EXERCISE GOAL: Lines holding the string "percentile" are the ones to copy from this listing.

━━━━━ DATA SHOWN ━━━━━

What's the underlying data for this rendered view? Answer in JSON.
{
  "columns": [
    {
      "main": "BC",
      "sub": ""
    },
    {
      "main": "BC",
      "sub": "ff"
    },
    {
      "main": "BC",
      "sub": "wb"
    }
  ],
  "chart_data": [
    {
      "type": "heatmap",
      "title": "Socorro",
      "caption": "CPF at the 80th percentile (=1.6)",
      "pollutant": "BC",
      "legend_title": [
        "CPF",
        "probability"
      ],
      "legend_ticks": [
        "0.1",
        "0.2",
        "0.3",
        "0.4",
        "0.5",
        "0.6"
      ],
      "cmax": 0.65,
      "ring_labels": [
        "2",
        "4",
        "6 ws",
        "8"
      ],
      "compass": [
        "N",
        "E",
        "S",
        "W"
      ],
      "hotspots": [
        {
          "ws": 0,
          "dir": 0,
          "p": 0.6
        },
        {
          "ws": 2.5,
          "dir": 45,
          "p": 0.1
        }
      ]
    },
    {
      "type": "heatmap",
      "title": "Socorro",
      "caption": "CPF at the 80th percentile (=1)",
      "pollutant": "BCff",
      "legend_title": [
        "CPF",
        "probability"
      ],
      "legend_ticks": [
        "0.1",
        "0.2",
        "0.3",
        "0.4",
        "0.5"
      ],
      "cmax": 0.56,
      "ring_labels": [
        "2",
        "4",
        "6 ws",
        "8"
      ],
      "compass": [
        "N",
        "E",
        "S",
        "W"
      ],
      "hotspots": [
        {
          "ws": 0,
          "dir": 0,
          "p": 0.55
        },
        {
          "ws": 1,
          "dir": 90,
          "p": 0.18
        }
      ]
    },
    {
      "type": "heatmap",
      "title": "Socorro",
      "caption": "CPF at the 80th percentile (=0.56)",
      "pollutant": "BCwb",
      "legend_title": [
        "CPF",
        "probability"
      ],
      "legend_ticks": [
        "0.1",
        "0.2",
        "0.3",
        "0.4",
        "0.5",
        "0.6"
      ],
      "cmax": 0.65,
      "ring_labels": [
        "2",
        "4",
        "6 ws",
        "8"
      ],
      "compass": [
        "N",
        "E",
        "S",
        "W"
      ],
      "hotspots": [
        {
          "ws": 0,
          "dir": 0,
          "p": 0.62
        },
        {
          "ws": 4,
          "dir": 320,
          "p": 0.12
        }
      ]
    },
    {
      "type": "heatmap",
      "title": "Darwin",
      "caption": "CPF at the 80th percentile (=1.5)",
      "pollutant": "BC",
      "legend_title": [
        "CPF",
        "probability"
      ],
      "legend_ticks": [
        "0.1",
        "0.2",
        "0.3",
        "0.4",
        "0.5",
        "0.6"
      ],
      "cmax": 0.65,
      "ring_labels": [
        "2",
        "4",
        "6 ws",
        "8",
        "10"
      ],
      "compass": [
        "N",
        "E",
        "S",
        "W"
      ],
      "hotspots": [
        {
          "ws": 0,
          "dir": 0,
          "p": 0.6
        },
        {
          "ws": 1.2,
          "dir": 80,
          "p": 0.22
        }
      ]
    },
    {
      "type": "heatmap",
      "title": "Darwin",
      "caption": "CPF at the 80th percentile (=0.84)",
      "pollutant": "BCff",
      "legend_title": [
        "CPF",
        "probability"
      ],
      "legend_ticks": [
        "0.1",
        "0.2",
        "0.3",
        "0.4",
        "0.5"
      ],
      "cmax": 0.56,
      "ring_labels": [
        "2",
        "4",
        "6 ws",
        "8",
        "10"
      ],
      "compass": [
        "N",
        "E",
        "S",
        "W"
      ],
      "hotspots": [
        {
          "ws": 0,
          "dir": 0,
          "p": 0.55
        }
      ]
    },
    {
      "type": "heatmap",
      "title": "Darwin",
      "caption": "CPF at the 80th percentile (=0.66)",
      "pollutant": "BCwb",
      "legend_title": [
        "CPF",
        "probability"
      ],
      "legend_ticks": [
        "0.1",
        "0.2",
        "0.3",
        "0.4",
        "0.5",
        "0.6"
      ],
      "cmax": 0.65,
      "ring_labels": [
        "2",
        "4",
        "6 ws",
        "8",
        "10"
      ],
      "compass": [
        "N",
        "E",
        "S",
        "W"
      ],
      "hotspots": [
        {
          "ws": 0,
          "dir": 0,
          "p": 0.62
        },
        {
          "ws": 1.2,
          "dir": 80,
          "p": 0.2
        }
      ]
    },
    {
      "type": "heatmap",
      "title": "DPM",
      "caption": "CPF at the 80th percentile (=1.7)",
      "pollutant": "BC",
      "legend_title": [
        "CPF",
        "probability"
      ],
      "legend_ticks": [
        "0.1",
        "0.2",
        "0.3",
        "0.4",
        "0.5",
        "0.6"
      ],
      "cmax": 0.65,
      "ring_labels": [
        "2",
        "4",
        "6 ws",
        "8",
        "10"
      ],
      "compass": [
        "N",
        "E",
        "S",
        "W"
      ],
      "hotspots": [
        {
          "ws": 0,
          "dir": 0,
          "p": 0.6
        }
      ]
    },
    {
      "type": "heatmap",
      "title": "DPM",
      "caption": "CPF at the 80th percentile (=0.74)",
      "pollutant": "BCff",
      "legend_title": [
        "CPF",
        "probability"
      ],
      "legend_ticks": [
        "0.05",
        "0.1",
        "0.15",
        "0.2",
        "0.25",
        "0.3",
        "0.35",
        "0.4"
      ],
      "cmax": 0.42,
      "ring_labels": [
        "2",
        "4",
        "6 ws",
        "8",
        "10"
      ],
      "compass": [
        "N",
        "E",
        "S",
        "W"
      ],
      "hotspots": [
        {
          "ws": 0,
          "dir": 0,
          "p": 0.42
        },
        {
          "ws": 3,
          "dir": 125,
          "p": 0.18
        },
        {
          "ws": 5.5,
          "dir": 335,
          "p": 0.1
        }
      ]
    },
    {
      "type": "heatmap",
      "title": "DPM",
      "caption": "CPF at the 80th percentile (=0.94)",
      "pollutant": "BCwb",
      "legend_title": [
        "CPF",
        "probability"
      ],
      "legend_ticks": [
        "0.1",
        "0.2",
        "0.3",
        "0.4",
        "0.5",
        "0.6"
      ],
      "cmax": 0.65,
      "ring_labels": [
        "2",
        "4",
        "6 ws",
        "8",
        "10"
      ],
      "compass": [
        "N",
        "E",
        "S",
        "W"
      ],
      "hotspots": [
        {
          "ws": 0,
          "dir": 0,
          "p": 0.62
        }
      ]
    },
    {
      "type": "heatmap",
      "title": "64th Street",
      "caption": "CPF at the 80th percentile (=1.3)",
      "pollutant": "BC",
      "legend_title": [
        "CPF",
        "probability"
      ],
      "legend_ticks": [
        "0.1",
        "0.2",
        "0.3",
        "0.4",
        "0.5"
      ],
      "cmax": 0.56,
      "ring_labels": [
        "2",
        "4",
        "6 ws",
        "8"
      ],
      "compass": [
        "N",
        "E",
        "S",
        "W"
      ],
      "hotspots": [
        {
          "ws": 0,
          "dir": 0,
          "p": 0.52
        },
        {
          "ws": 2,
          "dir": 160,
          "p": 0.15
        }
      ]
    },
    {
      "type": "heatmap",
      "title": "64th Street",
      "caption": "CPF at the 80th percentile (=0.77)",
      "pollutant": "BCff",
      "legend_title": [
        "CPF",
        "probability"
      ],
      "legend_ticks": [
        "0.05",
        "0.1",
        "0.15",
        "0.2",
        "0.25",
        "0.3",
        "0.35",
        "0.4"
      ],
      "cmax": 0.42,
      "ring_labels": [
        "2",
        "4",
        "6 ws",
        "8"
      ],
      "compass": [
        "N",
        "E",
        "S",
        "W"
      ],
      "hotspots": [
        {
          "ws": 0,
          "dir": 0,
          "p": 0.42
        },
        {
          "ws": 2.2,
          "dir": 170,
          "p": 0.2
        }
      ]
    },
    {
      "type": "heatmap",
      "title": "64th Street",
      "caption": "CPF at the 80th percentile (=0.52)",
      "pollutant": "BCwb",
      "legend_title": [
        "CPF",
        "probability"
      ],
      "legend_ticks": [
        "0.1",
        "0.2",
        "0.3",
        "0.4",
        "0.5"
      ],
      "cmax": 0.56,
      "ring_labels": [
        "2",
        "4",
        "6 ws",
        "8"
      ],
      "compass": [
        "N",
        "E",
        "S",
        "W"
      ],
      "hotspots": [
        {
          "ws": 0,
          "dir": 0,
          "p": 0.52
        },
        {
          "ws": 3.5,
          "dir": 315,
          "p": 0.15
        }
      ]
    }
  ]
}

━━━━━

TASK OUTPUT:
      "caption": "CPF at the 80th percentile (=1.6)",
      "caption": "CPF at the 80th percentile (=1)",
      "caption": "CPF at the 80th percentile (=0.56)",
      "caption": "CPF at the 80th percentile (=1.5)",
      "caption": "CPF at the 80th percentile (=0.84)",
      "caption": "CPF at the 80th percentile (=0.66)",
      "caption": "CPF at the 80th percentile (=1.7)",
      "caption": "CPF at the 80th percentile (=0.74)",
      "caption": "CPF at the 80th percentile (=0.94)",
      "caption": "CPF at the 80th percentile (=1.3)",
      "caption": "CPF at the 80th percentile (=0.77)",
      "caption": "CPF at the 80th percentile (=0.52)",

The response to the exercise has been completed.